* [Supplied entries]:

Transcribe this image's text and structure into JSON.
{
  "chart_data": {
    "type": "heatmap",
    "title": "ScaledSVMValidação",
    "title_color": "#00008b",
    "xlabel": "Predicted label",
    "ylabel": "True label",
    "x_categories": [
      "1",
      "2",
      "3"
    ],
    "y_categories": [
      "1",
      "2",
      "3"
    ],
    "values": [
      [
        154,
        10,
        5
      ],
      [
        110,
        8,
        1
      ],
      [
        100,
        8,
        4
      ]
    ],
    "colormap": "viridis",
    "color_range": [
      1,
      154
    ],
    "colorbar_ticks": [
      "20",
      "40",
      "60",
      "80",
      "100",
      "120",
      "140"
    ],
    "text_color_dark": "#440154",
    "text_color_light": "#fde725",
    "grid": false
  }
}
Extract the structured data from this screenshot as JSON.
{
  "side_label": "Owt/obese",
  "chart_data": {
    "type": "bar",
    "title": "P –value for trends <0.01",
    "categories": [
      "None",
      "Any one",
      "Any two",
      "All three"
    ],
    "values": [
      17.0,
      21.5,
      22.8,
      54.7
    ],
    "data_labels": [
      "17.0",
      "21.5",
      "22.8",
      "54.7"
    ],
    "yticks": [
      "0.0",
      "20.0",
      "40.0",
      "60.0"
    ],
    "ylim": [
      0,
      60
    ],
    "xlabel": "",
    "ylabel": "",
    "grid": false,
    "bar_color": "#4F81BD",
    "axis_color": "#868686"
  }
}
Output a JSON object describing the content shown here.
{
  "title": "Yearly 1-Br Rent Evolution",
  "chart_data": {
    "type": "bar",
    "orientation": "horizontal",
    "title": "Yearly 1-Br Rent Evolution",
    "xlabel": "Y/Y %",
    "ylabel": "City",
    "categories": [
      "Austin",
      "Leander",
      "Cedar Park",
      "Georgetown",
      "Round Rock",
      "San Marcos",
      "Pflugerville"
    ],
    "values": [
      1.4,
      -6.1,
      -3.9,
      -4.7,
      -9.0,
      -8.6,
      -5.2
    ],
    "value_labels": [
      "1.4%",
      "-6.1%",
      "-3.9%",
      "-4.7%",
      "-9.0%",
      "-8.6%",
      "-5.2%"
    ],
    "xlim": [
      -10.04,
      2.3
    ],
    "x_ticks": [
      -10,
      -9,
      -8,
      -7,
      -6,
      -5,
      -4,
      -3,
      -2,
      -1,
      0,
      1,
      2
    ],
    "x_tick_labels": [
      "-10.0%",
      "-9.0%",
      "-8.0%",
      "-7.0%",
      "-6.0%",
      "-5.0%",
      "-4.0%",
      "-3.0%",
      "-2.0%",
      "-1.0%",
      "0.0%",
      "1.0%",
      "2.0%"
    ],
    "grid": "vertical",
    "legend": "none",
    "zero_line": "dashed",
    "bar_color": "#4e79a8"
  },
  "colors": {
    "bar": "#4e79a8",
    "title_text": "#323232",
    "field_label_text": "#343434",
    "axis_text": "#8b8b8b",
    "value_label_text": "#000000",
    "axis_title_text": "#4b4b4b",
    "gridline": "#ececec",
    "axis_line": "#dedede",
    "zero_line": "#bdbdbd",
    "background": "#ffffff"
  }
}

* [Problem statement]: Using the listing above, list every line in which the string "Yearly" occurs.

* [Written response]:
  "title": "Yearly 1-Br Rent Evolution",
    "title": "Yearly 1-Br Rent Evolution",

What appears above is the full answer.